__STATED GOAL__: Find every line of the listing below where "median" appears, and copy it.

(Figure content listings)
---*---

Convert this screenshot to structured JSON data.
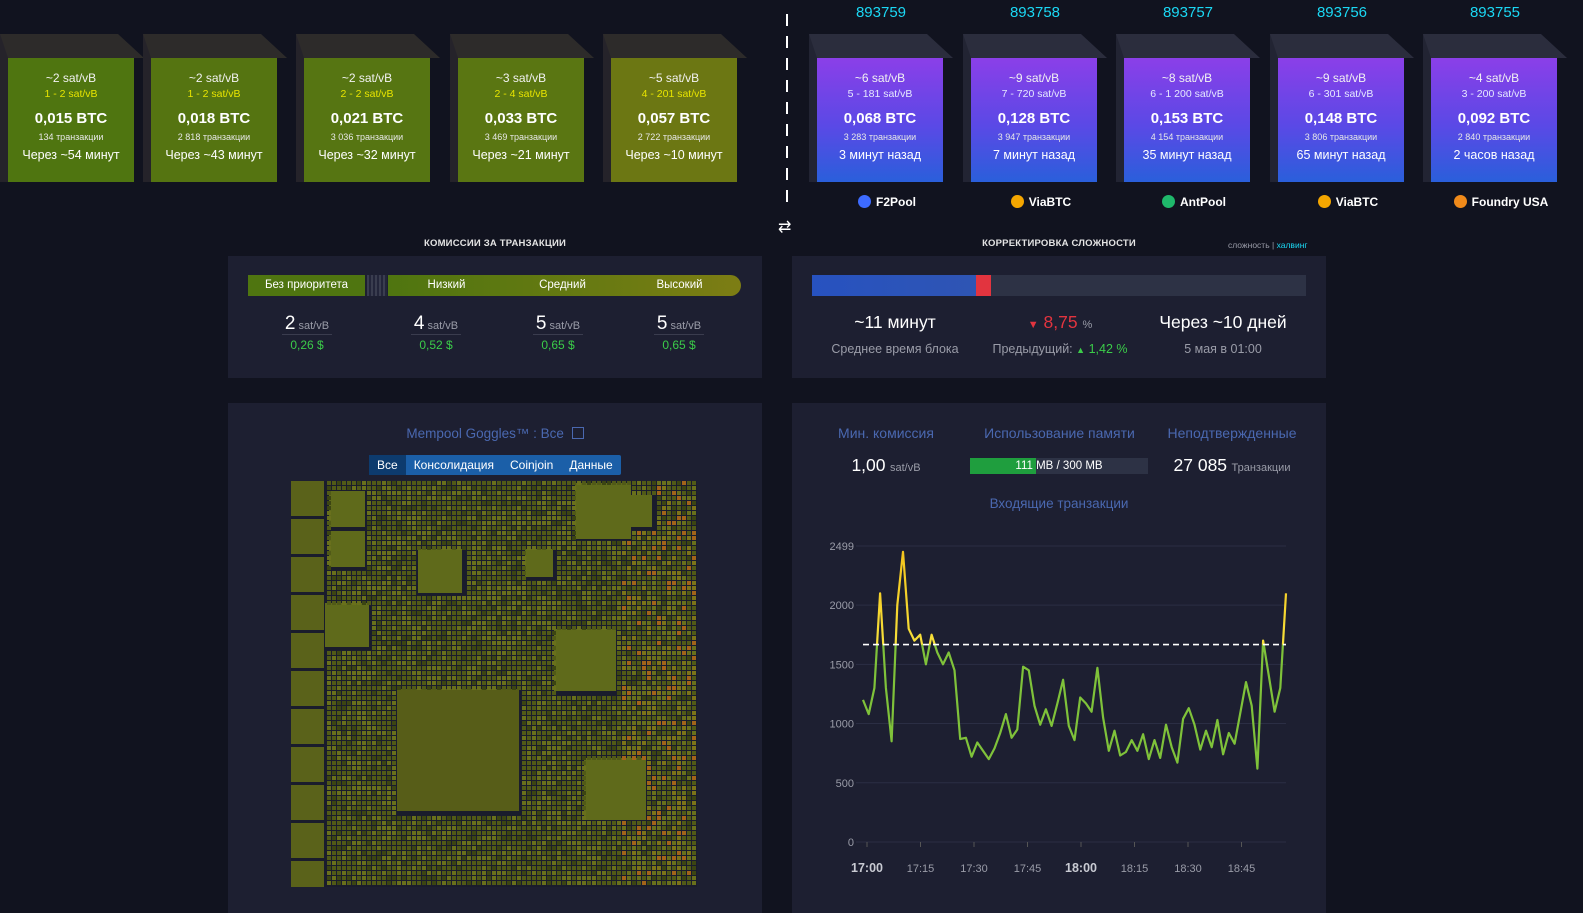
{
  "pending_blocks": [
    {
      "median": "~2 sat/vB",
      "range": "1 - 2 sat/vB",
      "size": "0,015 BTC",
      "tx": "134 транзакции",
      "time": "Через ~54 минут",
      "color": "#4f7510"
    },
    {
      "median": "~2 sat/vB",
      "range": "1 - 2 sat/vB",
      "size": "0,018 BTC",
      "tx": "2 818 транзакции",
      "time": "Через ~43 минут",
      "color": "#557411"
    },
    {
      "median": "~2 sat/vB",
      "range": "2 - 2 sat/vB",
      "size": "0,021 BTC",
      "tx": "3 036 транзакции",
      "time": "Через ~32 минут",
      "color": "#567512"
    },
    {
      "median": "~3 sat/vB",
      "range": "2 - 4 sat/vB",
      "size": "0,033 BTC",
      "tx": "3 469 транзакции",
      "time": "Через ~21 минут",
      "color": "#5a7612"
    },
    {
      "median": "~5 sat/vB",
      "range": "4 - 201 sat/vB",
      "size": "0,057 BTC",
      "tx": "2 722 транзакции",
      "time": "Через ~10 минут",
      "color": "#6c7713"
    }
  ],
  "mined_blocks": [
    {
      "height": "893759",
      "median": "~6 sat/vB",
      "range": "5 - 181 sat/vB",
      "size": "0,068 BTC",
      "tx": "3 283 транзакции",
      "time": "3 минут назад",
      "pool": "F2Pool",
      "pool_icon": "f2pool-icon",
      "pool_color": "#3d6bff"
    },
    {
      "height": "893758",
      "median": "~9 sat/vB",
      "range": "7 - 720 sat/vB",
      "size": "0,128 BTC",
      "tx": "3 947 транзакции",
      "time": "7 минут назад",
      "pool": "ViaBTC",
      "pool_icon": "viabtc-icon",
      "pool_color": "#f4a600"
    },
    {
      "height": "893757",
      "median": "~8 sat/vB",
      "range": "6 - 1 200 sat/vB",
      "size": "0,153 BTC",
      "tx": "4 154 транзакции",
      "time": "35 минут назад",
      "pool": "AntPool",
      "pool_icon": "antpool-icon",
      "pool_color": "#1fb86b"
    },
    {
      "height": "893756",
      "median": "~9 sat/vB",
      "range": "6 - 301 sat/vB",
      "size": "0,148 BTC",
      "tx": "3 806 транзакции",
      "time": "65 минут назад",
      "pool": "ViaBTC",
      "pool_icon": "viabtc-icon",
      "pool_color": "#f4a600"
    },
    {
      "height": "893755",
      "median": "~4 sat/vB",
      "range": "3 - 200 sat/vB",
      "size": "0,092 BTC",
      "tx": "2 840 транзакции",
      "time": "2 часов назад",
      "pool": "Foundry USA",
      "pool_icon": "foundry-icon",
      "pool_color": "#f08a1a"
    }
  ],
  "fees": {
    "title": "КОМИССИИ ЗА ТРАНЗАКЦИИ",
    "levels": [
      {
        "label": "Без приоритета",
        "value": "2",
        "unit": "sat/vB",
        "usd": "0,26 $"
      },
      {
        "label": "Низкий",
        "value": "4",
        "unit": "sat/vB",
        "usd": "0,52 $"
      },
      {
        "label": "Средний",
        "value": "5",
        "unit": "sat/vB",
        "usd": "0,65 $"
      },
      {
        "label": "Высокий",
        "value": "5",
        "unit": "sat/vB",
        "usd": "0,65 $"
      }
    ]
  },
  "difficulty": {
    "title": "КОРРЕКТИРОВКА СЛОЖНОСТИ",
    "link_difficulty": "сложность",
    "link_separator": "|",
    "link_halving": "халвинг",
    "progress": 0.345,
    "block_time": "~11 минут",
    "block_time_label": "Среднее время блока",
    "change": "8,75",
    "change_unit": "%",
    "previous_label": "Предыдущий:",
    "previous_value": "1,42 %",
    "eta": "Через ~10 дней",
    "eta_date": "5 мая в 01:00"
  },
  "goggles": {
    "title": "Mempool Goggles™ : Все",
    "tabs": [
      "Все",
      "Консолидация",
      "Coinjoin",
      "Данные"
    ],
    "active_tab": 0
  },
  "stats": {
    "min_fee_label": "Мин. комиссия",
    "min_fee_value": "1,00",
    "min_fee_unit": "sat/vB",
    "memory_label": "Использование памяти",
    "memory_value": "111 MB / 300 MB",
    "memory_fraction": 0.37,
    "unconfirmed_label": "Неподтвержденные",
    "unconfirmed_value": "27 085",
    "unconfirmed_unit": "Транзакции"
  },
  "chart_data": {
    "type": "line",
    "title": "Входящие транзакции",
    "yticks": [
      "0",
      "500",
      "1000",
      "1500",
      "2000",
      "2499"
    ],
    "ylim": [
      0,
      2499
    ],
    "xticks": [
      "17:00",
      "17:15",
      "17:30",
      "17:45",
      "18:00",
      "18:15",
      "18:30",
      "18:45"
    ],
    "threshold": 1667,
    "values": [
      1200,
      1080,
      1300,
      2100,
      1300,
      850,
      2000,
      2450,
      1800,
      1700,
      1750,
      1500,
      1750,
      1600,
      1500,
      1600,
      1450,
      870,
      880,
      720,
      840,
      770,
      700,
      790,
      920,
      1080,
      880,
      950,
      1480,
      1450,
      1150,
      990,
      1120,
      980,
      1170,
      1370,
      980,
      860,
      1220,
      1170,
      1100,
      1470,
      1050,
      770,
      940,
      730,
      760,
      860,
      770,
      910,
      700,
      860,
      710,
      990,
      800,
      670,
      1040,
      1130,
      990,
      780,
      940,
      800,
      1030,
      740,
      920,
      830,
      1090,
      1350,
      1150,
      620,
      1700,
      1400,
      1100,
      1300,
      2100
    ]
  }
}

---*---

__OUTPUT OF THE TASK__:
      "median": "~2 sat/vB",
      "median": "~2 sat/vB",
      "median": "~2 sat/vB",
      "median": "~3 sat/vB",
      "median": "~5 sat/vB",
      "median": "~6 sat/vB",
      "median": "~9 sat/vB",
      "median": "~8 sat/vB",
      "median": "~9 sat/vB",
      "median": "~4 sat/vB",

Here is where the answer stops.